• [Task details]: Make an exact copy of the entries below.
──────── Raw data ────────
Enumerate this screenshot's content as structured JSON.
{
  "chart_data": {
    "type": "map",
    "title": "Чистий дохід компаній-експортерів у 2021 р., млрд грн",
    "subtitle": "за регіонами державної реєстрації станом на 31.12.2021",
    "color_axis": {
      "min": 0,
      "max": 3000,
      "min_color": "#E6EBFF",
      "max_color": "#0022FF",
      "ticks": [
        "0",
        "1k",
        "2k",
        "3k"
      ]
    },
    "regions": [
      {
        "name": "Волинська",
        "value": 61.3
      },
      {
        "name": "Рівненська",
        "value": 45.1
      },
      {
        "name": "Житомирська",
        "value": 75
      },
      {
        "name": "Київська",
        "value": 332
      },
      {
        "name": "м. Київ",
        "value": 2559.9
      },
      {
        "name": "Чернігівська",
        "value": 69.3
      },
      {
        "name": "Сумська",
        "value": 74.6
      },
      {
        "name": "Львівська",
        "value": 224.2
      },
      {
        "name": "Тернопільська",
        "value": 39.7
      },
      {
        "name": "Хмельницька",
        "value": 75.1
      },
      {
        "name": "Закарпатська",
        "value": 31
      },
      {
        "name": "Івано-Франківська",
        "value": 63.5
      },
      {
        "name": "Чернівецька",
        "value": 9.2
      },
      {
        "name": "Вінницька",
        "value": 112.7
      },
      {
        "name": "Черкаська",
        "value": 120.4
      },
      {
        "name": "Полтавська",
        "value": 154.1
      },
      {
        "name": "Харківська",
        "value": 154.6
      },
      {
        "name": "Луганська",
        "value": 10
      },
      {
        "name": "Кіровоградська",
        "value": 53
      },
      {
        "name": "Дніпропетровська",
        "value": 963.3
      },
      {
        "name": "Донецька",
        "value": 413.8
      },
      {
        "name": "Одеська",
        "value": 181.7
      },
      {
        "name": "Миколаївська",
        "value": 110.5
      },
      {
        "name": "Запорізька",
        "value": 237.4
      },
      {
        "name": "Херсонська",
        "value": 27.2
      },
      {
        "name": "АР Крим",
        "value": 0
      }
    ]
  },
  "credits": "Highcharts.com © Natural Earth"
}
────────
• [Reply]:
Enumerate this screenshot's content as structured JSON.
{
  "chart_data": {
    "type": "map",
    "title": "Чистий дохід компаній-експортерів у 2021 р., млрд грн",
    "subtitle": "за регіонами державної реєстрації станом на 31.12.2021",
    "color_axis": {
      "min": 0,
      "max": 3000,
      "min_color": "#E6EBFF",
      "max_color": "#0022FF",
      "ticks": [
        "0",
        "1k",
        "2k",
        "3k"
      ]
    },
    "regions": [
      {
        "name": "Волинська",
        "value": 61.3
      },
      {
        "name": "Рівненська",
        "value": 45.1
      },
      {
        "name": "Житомирська",
        "value": 75
      },
      {
        "name": "Київська",
        "value": 332
      },
      {
        "name": "м. Київ",
        "value": 2559.9
      },
      {
        "name": "Чернігівська",
        "value": 69.3
      },
      {
        "name": "Сумська",
        "value": 74.6
      },
      {
        "name": "Львівська",
        "value": 224.2
      },
      {
        "name": "Тернопільська",
        "value": 39.7
      },
      {
        "name": "Хмельницька",
        "value": 75.1
      },
      {
        "name": "Закарпатська",
        "value": 31
      },
      {
        "name": "Івано-Франківська",
        "value": 63.5
      },
      {
        "name": "Чернівецька",
        "value": 9.2
      },
      {
        "name": "Вінницька",
        "value": 112.7
      },
      {
        "name": "Черкаська",
        "value": 120.4
      },
      {
        "name": "Полтавська",
        "value": 154.1
      },
      {
        "name": "Харківська",
        "value": 154.6
      },
      {
        "name": "Луганська",
        "value": 10
      },
      {
        "name": "Кіровоградська",
        "value": 53
      },
      {
        "name": "Дніпропетровська",
        "value": 963.3
      },
      {
        "name": "Донецька",
        "value": 413.8
      },
      {
        "name": "Одеська",
        "value": 181.7
      },
      {
        "name": "Миколаївська",
        "value": 110.5
      },
      {
        "name": "Запорізька",
        "value": 237.4
      },
      {
        "name": "Херсонська",
        "value": 27.2
      },
      {
        "name": "АР Крим",
        "value": 0
      }
    ]
  },
  "credits": "Highcharts.com © Natural Earth"
}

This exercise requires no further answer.